═════ EXERCISE MATERIALS

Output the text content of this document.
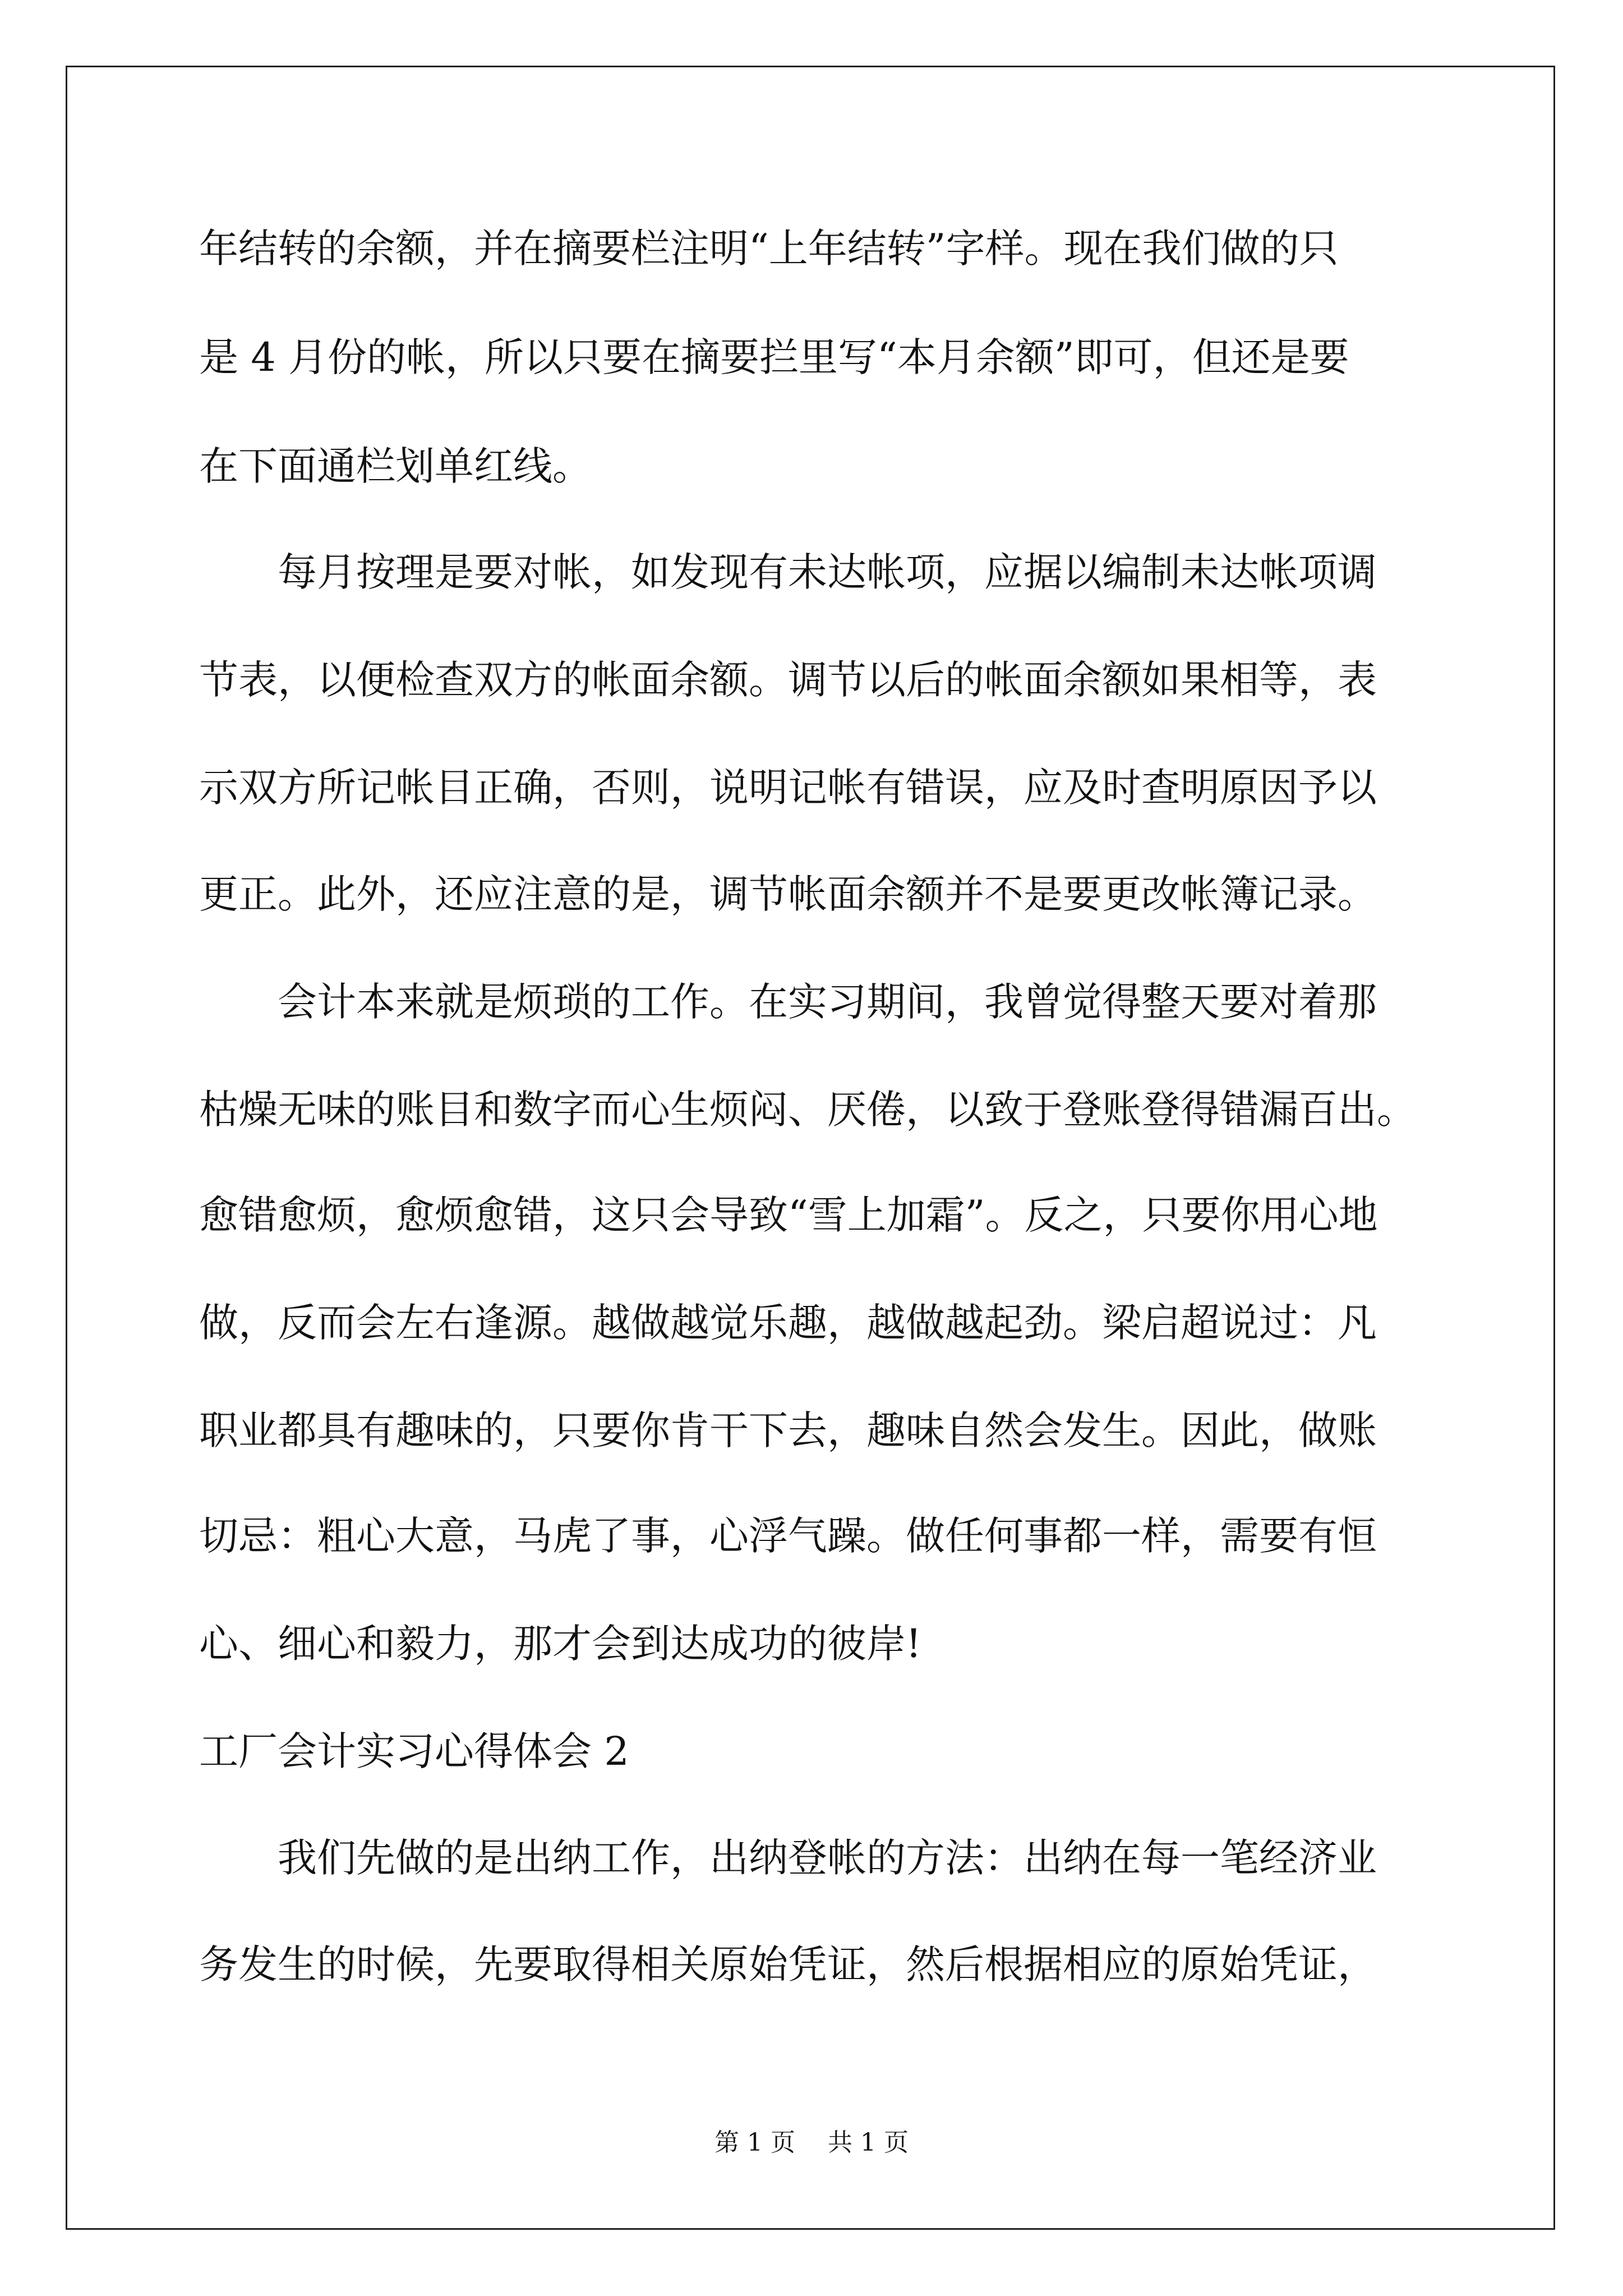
年结转的余额，并在摘要栏注明“上年结转”字样。现在我们做的只

是 4 月份的帐，所以只要在摘要拦里写“本月余额”即可，但还是要

在下面通栏划单红线。

　　每月按理是要对帐，如发现有未达帐项，应据以编制未达帐项调

节表，以便检查双方的帐面余额。调节以后的帐面余额如果相等，表

示双方所记帐目正确，否则，说明记帐有错误，应及时查明原因予以

更正。此外，还应注意的是，调节帐面余额并不是要更改帐簿记录。

　　会计本来就是烦琐的工作。在实习期间，我曾觉得整天要对着那

枯燥无味的账目和数字而心生烦闷、厌倦，以致于登账登得错漏百出。

愈错愈烦，愈烦愈错，这只会导致“雪上加霜”。反之，只要你用心地

做，反而会左右逢源。越做越觉乐趣，越做越起劲。梁启超说过：凡

职业都具有趣味的，只要你肯干下去，趣味自然会发生。因此，做账

切忌：粗心大意，马虎了事，心浮气躁。做任何事都一样，需要有恒

心、细心和毅力，那才会到达成功的彼岸!

工厂会计实习心得体会 2

　　我们先做的是出纳工作，出纳登帐的方法：出纳在每一笔经济业

务发生的时候，先要取得相关原始凭证，然后根据相应的原始凭证，

第 1 页　 共 1 页
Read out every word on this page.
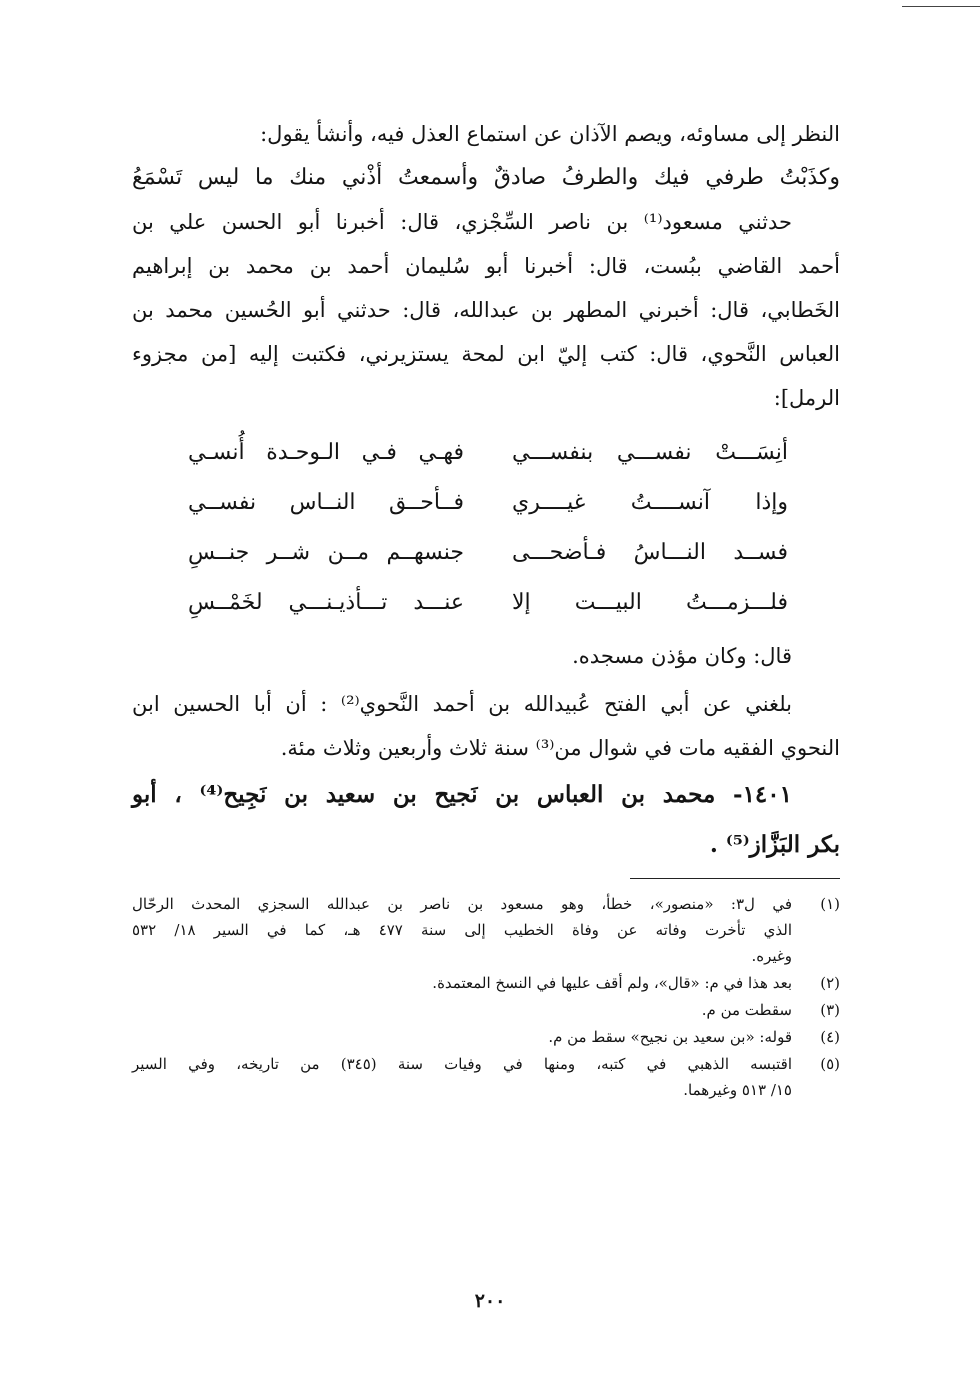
النظر إلى مساوئه، ويصم الآذان عن استماع العذل فيه، وأنشأ يقول:
وكذَبْتُ طرفي فيك والطرفُ صادقٌ وأسمعتُ أذْني منك ما ليس تَسْمَعُ
حدثني مسعود⁽¹⁾ بن ناصر السِّجْزي، قال: أخبرنا أبو الحسن علي بن
أحمد القاضي ببُست، قال: أخبرنا أبو سُليمان أحمد بن محمد بن إبراهيم
الخَطابي، قال: أخبرني المطهر بن عبدالله، قال: حدثني أبو الحُسين محمد بن
العباس النَّحوي، قال: كتب إليّ ابن لمحة يستزيرني، فكتبت إليه [من مجزوء
الرمل]:
أنِسَـــتْ نفســـي بنفســـي
فهـي فـي الـوحـدة أُنسـي
وإذا آنســــتُ غيــــري
فــأحــق النــاس نفســي
فســد النـــاسُ فـأضحـــى
جنسهــم مــن شــر جنــسِ
فلـــزمـــتُ البيـــت إلا
عنـــد تـــأذيـنـــي لخَمْــسِ
قال: وكان مؤذن مسجده.
بلغني عن أبي الفتح عُبيدالله بن أحمد النَّحوي⁽²⁾ : أن أبا الحسين ابن
النحوي الفقيه مات في شوال من⁽³⁾ سنة ثلاث وأربعين وثلاث مئة.
١٤٠١- محمد بن العباس بن نَجيح بن سعيد بن نَجِيح⁽⁴⁾ ، أبو
بكر البَزَّاز⁽⁵⁾ .
(١)
في ل٣: «منصور»، خطأ، وهو مسعود بن ناصر بن عبدالله السجزي المحدث الرحّال
الذي تأخرت وفاته عن وفاة الخطيب إلى سنة ٤٧٧ هـ، كما في السير ١٨/ ٥٣٢
وغيره.
(٢)
بعد هذا في م: «قال»، ولم أقف عليها في النسخ المعتمدة.
(٣)
سقطت من م.
(٤)
قوله: «بن سعيد بن نجيح» سقط من م.
(٥)
اقتبسه الذهبي في كتبه، ومنها في وفيات سنة (٣٤٥) من تاريخه، وفي السير
١٥/ ٥١٣ وغيرهما.
٢٠٠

══════════

- **WHAT IS NEEDED**:
Omit every picture while copying the listing above exactly.

- **REPLY TO THE TASK**:
Output the text content of this document.
年结转的余额，并在摘要栏注明“上年结转”字样。现在我们做的只

是 4 月份的帐，所以只要在摘要拦里写“本月余额”即可，但还是要

在下面通栏划单红线。

　　每月按理是要对帐，如发现有未达帐项，应据以编制未达帐项调

节表，以便检查双方的帐面余额。调节以后的帐面余额如果相等，表

示双方所记帐目正确，否则，说明记帐有错误，应及时查明原因予以

更正。此外，还应注意的是，调节帐面余额并不是要更改帐簿记录。

　　会计本来就是烦琐的工作。在实习期间，我曾觉得整天要对着那

枯燥无味的账目和数字而心生烦闷、厌倦，以致于登账登得错漏百出。

愈错愈烦，愈烦愈错，这只会导致“雪上加霜”。反之，只要你用心地

做，反而会左右逢源。越做越觉乐趣，越做越起劲。梁启超说过：凡

职业都具有趣味的，只要你肯干下去，趣味自然会发生。因此，做账

切忌：粗心大意，马虎了事，心浮气躁。做任何事都一样，需要有恒

心、细心和毅力，那才会到达成功的彼岸!

工厂会计实习心得体会 2

　　我们先做的是出纳工作，出纳登帐的方法：出纳在每一笔经济业

务发生的时候，先要取得相关原始凭证，然后根据相应的原始凭证，

第 1 页　 共 1 页
Read out every word on this page.
النظر إلى مساوئه، ويصم الآذان عن استماع العذل فيه، وأنشأ يقول:
وكذَبْتُ طرفي فيك والطرفُ صادقٌ وأسمعتُ أذْني منك ما ليس تَسْمَعُ
حدثني مسعود⁽¹⁾ بن ناصر السِّجْزي، قال: أخبرنا أبو الحسن علي بن
أحمد القاضي ببُست، قال: أخبرنا أبو سُليمان أحمد بن محمد بن إبراهيم
الخَطابي، قال: أخبرني المطهر بن عبدالله، قال: حدثني أبو الحُسين محمد بن
العباس النَّحوي، قال: كتب إليّ ابن لمحة يستزيرني، فكتبت إليه [من مجزوء
الرمل]:
أنِسَـــتْ نفســـي بنفســـي
فهـي فـي الـوحـدة أُنسـي
وإذا آنســــتُ غيــــري
فــأحــق النــاس نفســي
فســد النـــاسُ فـأضحـــى
جنسهــم مــن شــر جنــسِ
فلـــزمـــتُ البيـــت إلا
عنـــد تـــأذيـنـــي لخَمْــسِ
قال: وكان مؤذن مسجده.
بلغني عن أبي الفتح عُبيدالله بن أحمد النَّحوي⁽²⁾ : أن أبا الحسين ابن
النحوي الفقيه مات في شوال من⁽³⁾ سنة ثلاث وأربعين وثلاث مئة.
١٤٠١- محمد بن العباس بن نَجيح بن سعيد بن نَجِيح⁽⁴⁾ ، أبو
بكر البَزَّاز⁽⁵⁾ .
(١)
في ل٣: «منصور»، خطأ، وهو مسعود بن ناصر بن عبدالله السجزي المحدث الرحّال
الذي تأخرت وفاته عن وفاة الخطيب إلى سنة ٤٧٧ هـ، كما في السير ١٨/ ٥٣٢
وغيره.
(٢)
بعد هذا في م: «قال»، ولم أقف عليها في النسخ المعتمدة.
(٣)
سقطت من م.
(٤)
قوله: «بن سعيد بن نجيح» سقط من م.
(٥)
اقتبسه الذهبي في كتبه، ومنها في وفيات سنة (٣٤٥) من تاريخه، وفي السير
١٥/ ٥١٣ وغيرهما.
٢٠٠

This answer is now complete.